Stored data

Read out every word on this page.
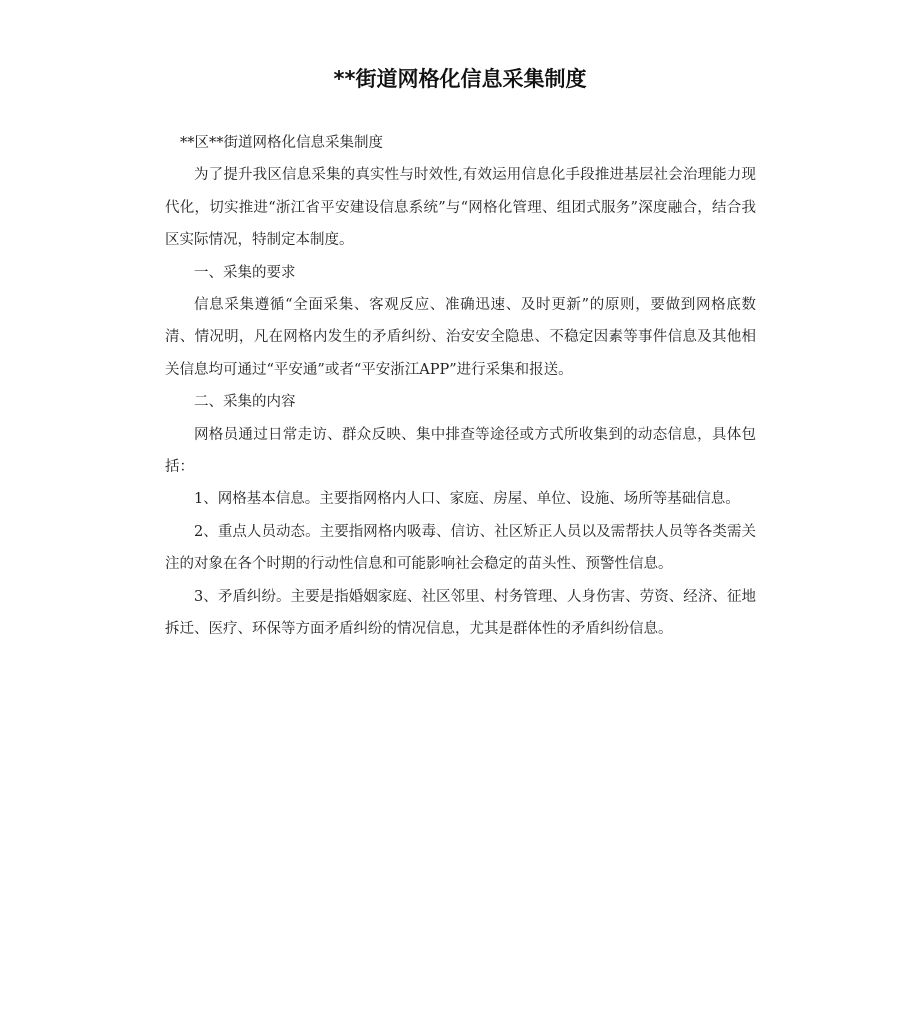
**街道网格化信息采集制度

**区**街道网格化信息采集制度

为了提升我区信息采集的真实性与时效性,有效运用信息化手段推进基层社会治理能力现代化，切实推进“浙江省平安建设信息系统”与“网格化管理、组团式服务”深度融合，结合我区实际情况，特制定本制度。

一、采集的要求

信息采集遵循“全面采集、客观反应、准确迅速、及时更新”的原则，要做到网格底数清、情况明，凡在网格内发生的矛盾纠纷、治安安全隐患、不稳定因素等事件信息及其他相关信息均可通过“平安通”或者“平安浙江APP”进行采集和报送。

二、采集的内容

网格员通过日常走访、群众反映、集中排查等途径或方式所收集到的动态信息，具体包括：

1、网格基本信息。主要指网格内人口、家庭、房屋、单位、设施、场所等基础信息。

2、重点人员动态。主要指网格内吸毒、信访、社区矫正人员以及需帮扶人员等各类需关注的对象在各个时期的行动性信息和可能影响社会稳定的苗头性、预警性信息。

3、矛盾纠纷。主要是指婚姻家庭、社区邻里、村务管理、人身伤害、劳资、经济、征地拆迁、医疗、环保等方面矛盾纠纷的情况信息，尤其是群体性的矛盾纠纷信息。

==

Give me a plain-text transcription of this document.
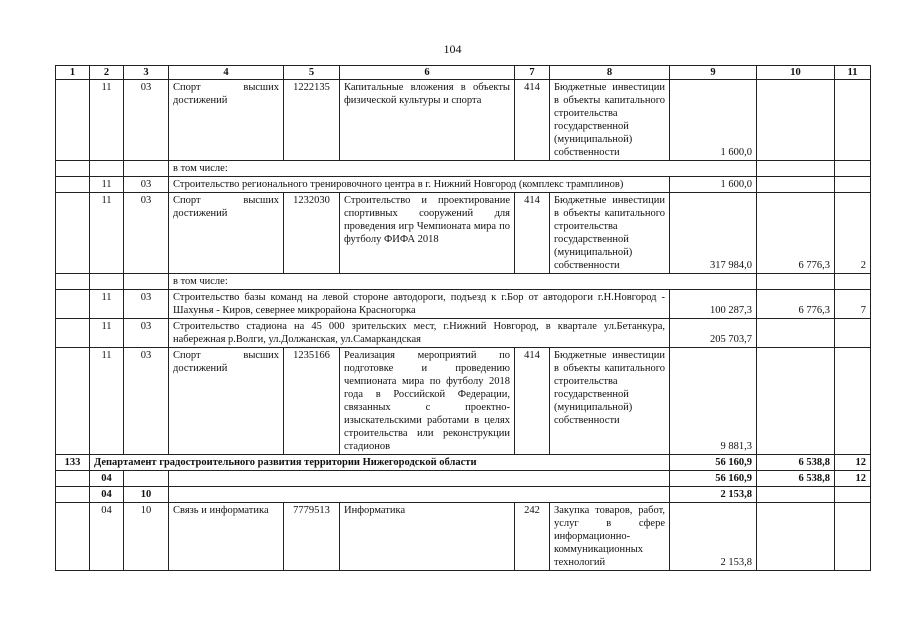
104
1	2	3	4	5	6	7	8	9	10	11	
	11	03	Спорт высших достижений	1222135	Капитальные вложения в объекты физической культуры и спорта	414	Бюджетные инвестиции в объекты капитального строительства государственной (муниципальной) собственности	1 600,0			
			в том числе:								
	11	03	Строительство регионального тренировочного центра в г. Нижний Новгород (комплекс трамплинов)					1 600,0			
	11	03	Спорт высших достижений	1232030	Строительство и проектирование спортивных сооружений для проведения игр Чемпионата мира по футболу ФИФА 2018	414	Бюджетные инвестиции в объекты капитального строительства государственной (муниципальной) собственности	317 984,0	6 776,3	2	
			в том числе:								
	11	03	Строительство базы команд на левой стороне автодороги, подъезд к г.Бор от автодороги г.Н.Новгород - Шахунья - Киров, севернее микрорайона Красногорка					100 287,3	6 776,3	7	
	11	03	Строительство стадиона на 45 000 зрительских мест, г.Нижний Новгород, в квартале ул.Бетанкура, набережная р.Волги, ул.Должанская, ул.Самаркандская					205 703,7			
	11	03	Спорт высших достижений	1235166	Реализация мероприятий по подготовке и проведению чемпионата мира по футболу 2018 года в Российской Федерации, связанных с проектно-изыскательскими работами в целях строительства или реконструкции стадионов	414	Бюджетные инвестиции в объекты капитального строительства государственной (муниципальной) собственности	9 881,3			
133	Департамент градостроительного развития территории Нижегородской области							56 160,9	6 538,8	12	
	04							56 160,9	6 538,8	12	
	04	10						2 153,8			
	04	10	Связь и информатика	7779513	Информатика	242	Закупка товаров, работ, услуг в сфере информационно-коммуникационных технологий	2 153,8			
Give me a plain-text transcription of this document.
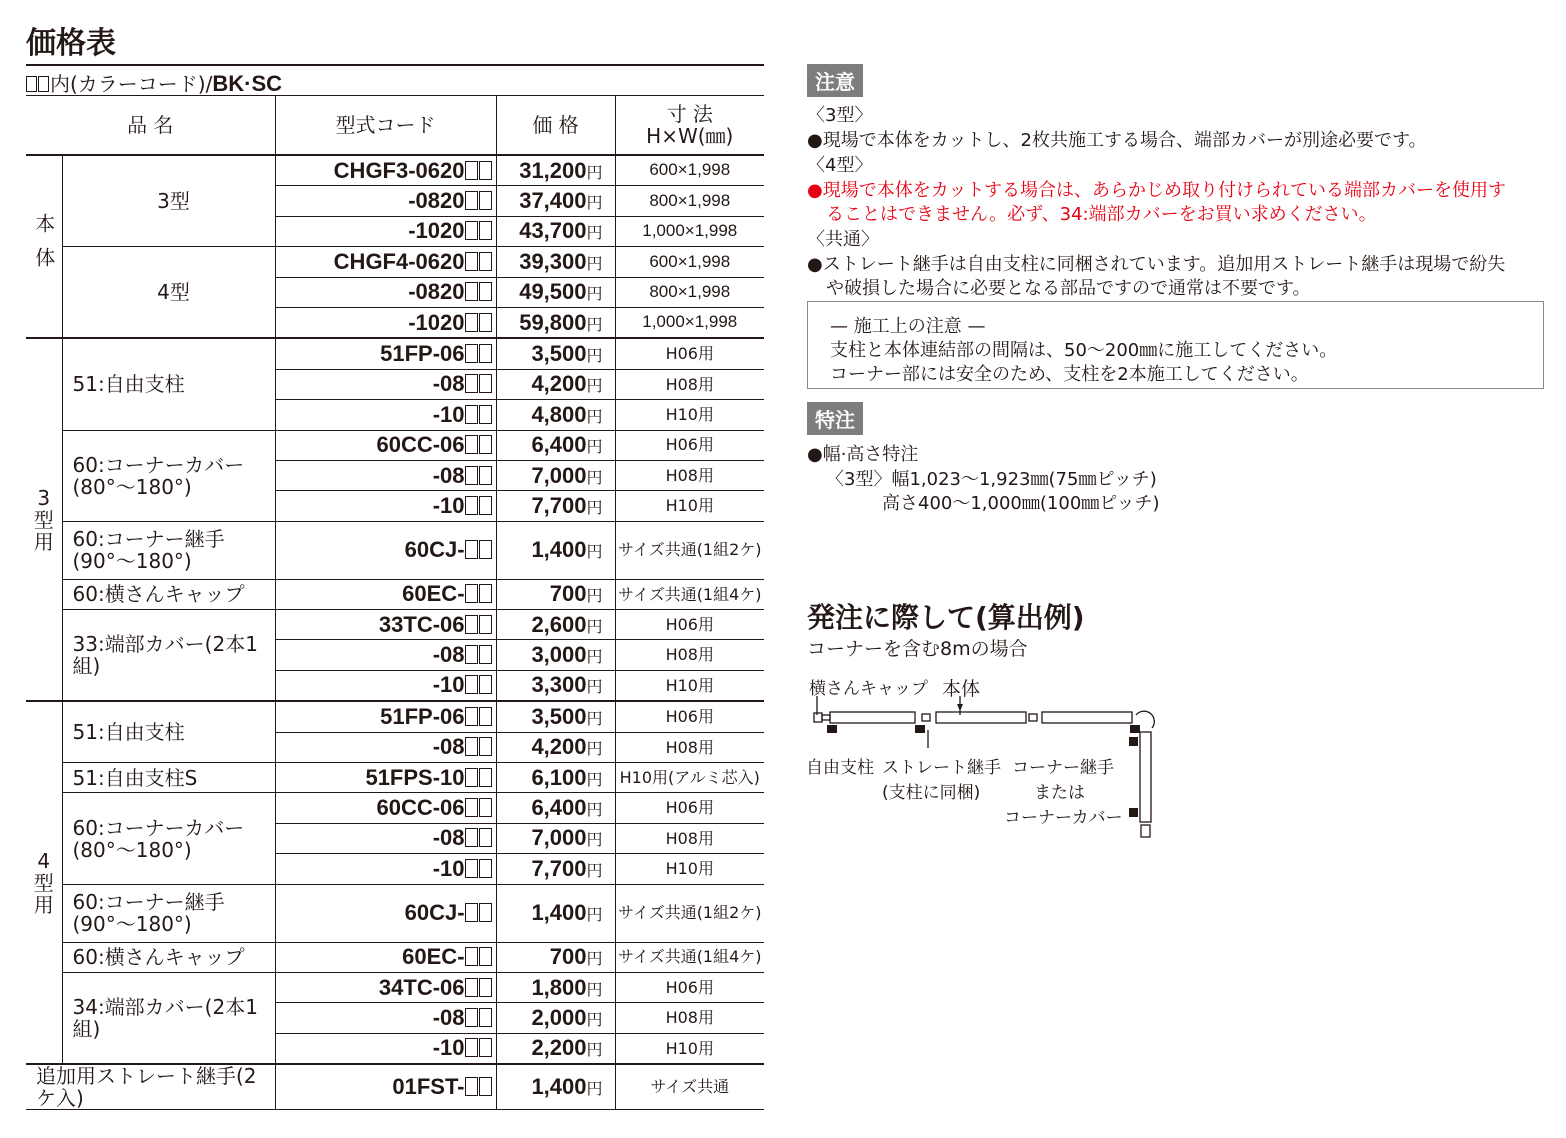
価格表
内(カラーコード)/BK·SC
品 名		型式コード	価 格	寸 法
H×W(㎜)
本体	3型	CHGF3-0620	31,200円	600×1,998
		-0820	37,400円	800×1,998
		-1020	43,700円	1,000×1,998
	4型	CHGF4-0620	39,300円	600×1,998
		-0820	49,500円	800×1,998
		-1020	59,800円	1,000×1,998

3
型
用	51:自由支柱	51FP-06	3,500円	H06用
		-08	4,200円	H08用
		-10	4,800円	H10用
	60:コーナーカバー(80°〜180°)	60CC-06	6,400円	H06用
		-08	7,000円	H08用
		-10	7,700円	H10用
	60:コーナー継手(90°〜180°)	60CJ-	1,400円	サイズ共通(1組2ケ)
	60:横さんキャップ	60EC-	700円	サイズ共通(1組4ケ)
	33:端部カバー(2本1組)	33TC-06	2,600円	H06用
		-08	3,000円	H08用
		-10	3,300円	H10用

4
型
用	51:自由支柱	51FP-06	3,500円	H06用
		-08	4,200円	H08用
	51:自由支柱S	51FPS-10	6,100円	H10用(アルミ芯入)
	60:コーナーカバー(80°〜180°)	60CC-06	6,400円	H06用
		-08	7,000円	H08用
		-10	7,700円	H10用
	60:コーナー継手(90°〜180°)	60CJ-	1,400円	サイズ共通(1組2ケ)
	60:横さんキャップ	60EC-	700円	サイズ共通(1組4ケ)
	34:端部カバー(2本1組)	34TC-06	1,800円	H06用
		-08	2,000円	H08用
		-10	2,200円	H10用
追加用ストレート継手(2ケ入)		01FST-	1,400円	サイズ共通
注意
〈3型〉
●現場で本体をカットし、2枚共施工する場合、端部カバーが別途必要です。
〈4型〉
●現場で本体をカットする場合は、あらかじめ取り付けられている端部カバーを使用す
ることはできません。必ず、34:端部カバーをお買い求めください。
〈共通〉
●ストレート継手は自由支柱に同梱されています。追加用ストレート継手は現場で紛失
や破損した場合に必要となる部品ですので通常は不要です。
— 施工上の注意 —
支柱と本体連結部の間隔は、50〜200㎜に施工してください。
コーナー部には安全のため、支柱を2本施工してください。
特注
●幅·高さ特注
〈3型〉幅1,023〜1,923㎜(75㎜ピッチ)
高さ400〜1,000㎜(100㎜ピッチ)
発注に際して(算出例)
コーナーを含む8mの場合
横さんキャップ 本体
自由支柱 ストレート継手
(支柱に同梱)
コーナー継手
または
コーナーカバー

--

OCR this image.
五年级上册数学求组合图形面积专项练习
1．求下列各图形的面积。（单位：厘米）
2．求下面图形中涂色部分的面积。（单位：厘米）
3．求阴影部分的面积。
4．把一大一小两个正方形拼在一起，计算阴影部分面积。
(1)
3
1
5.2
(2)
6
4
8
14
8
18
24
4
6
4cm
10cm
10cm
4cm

### What to do
Each line in the entries above that includes the string "this" should be extracted.

### Task response
Read out every word on this page.
Give me a plain-text transcription of this document.
Give me a plain-text transcription of this document.
OCR this image.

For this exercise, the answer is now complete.